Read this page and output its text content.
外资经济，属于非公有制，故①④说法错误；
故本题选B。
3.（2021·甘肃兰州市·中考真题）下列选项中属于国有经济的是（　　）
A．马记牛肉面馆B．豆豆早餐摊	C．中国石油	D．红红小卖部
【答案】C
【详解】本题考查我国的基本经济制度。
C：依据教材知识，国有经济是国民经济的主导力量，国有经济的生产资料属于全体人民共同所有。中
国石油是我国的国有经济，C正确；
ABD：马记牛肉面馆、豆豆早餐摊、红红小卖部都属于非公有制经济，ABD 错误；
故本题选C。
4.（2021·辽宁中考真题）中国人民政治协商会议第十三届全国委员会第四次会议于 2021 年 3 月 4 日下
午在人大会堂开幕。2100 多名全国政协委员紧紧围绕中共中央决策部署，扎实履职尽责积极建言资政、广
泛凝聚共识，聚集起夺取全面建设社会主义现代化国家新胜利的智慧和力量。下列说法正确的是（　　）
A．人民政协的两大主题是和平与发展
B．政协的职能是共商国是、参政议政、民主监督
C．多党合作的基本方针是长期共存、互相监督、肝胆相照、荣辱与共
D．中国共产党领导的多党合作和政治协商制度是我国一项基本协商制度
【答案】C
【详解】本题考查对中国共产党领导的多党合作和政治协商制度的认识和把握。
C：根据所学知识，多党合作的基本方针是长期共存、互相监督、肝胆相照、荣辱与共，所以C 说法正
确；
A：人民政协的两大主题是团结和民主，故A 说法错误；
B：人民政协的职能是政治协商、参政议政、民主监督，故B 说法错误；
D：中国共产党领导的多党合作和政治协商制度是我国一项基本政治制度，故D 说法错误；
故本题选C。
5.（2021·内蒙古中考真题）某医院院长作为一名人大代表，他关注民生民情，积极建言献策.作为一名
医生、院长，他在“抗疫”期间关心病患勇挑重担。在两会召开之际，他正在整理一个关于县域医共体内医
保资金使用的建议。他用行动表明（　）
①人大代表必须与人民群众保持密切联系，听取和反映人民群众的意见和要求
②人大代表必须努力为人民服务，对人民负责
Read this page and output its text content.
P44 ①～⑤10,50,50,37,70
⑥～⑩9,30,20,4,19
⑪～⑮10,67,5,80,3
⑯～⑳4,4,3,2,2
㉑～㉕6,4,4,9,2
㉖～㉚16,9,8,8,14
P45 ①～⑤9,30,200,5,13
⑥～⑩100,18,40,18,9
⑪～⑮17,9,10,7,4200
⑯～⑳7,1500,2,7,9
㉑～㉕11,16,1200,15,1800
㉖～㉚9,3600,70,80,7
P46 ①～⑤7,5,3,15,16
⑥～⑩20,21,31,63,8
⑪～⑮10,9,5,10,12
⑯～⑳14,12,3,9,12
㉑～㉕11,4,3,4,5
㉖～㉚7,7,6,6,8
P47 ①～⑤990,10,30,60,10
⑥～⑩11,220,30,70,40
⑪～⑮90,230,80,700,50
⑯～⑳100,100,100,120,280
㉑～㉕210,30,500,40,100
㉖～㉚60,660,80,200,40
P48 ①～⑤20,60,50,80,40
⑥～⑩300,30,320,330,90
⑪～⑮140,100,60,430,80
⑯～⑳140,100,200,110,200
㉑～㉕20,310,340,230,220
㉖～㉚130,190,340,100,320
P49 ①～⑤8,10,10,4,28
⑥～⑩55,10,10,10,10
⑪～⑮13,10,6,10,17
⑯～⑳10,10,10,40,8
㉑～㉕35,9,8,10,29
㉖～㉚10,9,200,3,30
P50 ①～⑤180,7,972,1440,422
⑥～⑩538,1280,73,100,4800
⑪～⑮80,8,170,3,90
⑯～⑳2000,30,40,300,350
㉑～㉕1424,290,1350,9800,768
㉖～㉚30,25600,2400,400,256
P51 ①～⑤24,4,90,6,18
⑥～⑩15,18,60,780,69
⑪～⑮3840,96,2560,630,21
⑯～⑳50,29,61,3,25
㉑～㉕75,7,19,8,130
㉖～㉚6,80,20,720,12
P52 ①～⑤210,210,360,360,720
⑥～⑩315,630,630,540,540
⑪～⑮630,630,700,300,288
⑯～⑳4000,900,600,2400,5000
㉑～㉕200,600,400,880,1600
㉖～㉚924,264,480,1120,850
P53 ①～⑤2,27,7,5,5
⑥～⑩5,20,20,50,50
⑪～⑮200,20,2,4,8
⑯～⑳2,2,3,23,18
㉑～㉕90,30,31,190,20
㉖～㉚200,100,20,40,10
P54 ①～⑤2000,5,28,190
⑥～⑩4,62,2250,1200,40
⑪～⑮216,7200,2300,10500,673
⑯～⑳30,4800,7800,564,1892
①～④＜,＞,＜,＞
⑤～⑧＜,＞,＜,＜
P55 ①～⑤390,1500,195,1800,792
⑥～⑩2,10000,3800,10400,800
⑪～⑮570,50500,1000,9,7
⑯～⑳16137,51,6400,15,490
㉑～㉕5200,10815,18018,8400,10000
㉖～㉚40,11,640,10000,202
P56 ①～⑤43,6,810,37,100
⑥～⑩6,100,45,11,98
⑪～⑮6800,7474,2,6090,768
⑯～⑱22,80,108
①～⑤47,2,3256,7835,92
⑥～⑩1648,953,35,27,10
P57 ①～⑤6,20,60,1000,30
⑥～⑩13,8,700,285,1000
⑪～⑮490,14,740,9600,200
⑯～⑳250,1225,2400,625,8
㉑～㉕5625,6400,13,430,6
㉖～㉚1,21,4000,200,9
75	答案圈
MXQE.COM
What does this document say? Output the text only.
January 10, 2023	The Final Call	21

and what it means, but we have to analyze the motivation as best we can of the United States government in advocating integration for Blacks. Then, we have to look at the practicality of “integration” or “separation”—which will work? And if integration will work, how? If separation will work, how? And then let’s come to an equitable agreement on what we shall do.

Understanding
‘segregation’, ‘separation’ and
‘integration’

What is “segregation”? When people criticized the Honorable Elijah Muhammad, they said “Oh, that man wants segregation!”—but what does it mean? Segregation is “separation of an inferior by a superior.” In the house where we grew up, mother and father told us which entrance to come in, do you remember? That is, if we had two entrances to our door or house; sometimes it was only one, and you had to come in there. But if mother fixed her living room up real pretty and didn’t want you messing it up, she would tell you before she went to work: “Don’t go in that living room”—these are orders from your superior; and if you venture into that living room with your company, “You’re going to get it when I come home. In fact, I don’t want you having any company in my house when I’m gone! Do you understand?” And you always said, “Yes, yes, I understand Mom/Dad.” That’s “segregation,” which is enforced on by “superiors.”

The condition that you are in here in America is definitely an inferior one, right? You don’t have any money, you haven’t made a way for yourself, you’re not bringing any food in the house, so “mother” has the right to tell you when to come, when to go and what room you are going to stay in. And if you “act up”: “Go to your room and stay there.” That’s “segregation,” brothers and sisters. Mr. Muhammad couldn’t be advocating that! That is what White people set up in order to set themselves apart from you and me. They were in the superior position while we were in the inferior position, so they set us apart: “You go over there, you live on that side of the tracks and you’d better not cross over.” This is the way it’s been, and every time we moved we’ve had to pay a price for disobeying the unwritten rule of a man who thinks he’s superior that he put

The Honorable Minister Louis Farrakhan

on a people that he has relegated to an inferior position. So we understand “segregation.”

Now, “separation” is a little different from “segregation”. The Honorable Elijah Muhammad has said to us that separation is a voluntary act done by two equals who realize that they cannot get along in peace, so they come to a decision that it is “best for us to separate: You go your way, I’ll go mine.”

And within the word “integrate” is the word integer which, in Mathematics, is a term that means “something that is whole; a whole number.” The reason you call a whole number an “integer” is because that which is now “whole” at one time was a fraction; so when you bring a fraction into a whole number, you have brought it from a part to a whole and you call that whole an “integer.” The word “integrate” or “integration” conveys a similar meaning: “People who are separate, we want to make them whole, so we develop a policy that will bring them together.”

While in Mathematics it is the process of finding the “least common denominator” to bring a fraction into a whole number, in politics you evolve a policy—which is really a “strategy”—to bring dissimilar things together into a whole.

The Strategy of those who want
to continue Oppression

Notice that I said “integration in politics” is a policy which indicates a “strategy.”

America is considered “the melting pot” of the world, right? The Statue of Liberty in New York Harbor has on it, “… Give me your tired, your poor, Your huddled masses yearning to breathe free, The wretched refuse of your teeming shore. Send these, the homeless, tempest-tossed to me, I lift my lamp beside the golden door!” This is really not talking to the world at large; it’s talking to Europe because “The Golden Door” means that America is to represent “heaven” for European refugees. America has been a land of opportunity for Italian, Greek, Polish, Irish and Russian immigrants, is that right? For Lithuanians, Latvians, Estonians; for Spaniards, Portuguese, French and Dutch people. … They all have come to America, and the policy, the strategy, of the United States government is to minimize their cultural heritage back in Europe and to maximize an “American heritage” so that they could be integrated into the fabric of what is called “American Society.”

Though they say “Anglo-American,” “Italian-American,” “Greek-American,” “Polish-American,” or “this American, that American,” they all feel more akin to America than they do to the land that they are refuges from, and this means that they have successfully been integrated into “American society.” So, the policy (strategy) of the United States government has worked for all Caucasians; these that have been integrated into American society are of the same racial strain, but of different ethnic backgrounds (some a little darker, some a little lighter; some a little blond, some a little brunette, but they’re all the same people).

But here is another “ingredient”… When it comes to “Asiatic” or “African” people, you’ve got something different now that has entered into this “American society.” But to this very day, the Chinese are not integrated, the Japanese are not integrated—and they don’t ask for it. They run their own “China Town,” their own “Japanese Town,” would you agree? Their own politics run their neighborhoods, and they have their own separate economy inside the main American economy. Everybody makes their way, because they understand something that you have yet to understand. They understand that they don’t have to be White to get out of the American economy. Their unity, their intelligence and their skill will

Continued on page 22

# [Written instruction]
Reply with nothing but a number: how many lines of the entries above contain the string "互相监督"?

# [Solution]
2